### Task description
Count every line of these entries that holds the word "name", and reply with the number only.

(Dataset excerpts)

◇ ◇ ◇ ◇ ◇

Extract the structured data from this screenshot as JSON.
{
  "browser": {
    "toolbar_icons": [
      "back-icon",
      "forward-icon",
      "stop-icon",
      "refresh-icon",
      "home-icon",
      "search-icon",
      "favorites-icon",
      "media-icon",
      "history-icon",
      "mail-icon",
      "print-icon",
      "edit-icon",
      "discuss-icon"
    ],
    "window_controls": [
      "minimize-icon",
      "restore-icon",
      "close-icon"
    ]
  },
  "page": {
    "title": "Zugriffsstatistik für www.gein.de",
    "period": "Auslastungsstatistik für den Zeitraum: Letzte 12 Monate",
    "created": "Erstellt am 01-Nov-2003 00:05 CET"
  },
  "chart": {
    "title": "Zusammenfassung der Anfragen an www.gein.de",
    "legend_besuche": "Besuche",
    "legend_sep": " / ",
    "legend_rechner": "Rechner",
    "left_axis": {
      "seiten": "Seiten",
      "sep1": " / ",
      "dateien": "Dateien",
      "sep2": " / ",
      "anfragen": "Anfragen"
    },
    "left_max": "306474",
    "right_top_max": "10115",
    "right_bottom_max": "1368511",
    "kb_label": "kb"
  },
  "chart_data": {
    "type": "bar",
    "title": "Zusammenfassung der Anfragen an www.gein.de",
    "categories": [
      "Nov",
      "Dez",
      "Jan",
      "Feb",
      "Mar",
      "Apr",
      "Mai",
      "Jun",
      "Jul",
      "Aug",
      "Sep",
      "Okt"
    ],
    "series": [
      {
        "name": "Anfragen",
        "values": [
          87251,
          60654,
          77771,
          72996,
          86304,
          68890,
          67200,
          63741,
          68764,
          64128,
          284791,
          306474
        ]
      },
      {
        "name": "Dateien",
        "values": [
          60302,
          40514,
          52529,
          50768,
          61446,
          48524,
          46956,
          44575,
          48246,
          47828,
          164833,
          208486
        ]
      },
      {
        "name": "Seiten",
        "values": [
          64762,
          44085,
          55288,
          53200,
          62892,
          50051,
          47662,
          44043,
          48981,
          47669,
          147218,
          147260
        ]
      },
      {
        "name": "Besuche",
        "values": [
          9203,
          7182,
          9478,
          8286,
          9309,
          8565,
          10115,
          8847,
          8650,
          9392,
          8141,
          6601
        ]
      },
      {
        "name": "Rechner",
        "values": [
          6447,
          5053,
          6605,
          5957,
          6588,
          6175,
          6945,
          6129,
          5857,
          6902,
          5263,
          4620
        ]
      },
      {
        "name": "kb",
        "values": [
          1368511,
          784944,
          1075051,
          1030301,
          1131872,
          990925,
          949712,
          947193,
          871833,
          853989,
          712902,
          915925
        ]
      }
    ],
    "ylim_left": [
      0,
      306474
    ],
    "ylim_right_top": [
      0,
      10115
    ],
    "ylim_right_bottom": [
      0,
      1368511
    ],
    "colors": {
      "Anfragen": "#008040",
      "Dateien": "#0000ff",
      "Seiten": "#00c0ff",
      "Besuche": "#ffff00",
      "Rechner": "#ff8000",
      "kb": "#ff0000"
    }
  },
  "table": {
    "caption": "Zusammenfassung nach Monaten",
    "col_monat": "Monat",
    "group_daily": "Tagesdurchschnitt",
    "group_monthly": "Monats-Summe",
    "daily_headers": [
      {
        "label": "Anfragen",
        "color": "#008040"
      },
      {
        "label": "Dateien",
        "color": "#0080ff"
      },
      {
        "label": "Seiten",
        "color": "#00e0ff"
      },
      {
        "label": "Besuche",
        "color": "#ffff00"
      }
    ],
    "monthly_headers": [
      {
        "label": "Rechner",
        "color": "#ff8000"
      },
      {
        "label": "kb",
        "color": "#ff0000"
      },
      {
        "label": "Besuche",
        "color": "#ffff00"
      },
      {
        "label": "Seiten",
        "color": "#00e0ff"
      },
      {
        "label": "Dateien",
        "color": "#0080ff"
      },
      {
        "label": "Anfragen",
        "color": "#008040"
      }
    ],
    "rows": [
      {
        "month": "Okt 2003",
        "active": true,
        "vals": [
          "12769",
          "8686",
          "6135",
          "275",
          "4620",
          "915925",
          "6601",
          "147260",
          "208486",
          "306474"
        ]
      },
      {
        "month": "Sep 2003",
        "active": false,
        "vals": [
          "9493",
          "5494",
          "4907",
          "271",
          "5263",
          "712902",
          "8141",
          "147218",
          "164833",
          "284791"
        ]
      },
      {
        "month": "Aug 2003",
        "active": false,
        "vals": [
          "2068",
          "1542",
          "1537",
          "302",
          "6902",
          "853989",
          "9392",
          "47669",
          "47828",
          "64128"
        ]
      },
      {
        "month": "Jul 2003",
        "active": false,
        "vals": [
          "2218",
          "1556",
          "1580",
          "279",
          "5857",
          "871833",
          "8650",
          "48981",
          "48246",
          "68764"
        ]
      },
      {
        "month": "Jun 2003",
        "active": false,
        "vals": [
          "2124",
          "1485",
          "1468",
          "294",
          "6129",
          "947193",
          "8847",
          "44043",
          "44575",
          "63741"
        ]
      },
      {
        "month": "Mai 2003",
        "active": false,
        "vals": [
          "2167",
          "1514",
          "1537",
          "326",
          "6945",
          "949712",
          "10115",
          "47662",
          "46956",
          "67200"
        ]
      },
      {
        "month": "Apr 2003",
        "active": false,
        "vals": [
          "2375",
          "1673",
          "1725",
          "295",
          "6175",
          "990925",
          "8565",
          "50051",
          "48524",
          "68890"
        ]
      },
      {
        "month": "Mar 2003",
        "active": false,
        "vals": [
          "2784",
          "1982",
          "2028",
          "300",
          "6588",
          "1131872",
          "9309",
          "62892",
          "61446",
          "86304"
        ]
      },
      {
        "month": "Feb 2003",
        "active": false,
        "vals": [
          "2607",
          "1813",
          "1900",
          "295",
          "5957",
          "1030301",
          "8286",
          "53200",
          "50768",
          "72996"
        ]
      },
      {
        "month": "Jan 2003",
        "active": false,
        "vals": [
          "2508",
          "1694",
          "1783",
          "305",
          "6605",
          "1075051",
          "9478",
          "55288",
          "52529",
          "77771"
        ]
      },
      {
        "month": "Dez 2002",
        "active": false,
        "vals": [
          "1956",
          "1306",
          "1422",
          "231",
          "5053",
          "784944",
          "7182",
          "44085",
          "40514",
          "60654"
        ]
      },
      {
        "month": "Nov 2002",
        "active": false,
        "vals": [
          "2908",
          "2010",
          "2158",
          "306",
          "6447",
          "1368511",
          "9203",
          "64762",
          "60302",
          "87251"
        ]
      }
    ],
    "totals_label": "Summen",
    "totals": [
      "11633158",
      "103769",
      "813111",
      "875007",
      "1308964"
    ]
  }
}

◇ ◇ ◇ ◇ ◇

### Answer for the task
6